> [Exercise aim]: Write out all of the data without omission, exactly as shown.

> [Data lines]:
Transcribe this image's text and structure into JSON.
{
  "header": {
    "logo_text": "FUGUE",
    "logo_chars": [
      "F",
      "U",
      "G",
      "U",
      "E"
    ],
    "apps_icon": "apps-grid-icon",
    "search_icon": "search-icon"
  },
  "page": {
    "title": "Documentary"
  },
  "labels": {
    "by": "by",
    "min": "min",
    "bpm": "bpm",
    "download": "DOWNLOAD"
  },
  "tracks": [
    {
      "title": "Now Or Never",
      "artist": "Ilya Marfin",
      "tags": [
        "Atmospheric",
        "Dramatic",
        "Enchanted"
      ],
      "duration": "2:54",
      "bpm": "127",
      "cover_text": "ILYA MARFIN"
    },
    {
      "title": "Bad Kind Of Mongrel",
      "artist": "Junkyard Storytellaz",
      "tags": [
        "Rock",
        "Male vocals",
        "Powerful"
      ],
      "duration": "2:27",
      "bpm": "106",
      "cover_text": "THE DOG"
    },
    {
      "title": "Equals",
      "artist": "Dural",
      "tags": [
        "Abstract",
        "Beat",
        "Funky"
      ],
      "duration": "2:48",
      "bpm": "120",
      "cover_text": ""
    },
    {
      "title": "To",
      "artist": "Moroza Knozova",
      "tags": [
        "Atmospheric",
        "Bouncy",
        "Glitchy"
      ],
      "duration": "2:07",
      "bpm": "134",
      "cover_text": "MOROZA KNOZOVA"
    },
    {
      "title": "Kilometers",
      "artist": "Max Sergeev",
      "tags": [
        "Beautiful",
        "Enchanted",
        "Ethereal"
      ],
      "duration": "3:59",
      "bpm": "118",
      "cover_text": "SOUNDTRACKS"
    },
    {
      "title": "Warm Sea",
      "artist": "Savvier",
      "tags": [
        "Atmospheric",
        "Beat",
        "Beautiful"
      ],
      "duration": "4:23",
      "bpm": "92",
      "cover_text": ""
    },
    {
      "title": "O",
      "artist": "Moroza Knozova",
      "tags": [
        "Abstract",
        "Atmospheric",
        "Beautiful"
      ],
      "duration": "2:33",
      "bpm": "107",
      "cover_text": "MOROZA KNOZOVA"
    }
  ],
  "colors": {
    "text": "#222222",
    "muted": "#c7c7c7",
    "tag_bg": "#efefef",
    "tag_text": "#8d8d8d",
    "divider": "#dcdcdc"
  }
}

> [Solution to this exercise]:
Transcribe this image's text and structure into JSON.
{
  "header": {
    "logo_text": "FUGUE",
    "logo_chars": [
      "F",
      "U",
      "G",
      "U",
      "E"
    ],
    "apps_icon": "apps-grid-icon",
    "search_icon": "search-icon"
  },
  "page": {
    "title": "Documentary"
  },
  "labels": {
    "by": "by",
    "min": "min",
    "bpm": "bpm",
    "download": "DOWNLOAD"
  },
  "tracks": [
    {
      "title": "Now Or Never",
      "artist": "Ilya Marfin",
      "tags": [
        "Atmospheric",
        "Dramatic",
        "Enchanted"
      ],
      "duration": "2:54",
      "bpm": "127",
      "cover_text": "ILYA MARFIN"
    },
    {
      "title": "Bad Kind Of Mongrel",
      "artist": "Junkyard Storytellaz",
      "tags": [
        "Rock",
        "Male vocals",
        "Powerful"
      ],
      "duration": "2:27",
      "bpm": "106",
      "cover_text": "THE DOG"
    },
    {
      "title": "Equals",
      "artist": "Dural",
      "tags": [
        "Abstract",
        "Beat",
        "Funky"
      ],
      "duration": "2:48",
      "bpm": "120",
      "cover_text": ""
    },
    {
      "title": "To",
      "artist": "Moroza Knozova",
      "tags": [
        "Atmospheric",
        "Bouncy",
        "Glitchy"
      ],
      "duration": "2:07",
      "bpm": "134",
      "cover_text": "MOROZA KNOZOVA"
    },
    {
      "title": "Kilometers",
      "artist": "Max Sergeev",
      "tags": [
        "Beautiful",
        "Enchanted",
        "Ethereal"
      ],
      "duration": "3:59",
      "bpm": "118",
      "cover_text": "SOUNDTRACKS"
    },
    {
      "title": "Warm Sea",
      "artist": "Savvier",
      "tags": [
        "Atmospheric",
        "Beat",
        "Beautiful"
      ],
      "duration": "4:23",
      "bpm": "92",
      "cover_text": ""
    },
    {
      "title": "O",
      "artist": "Moroza Knozova",
      "tags": [
        "Abstract",
        "Atmospheric",
        "Beautiful"
      ],
      "duration": "2:33",
      "bpm": "107",
      "cover_text": "MOROZA KNOZOVA"
    }
  ],
  "colors": {
    "text": "#222222",
    "muted": "#c7c7c7",
    "tag_bg": "#efefef",
    "tag_text": "#8d8d8d",
    "divider": "#dcdcdc"
  }
}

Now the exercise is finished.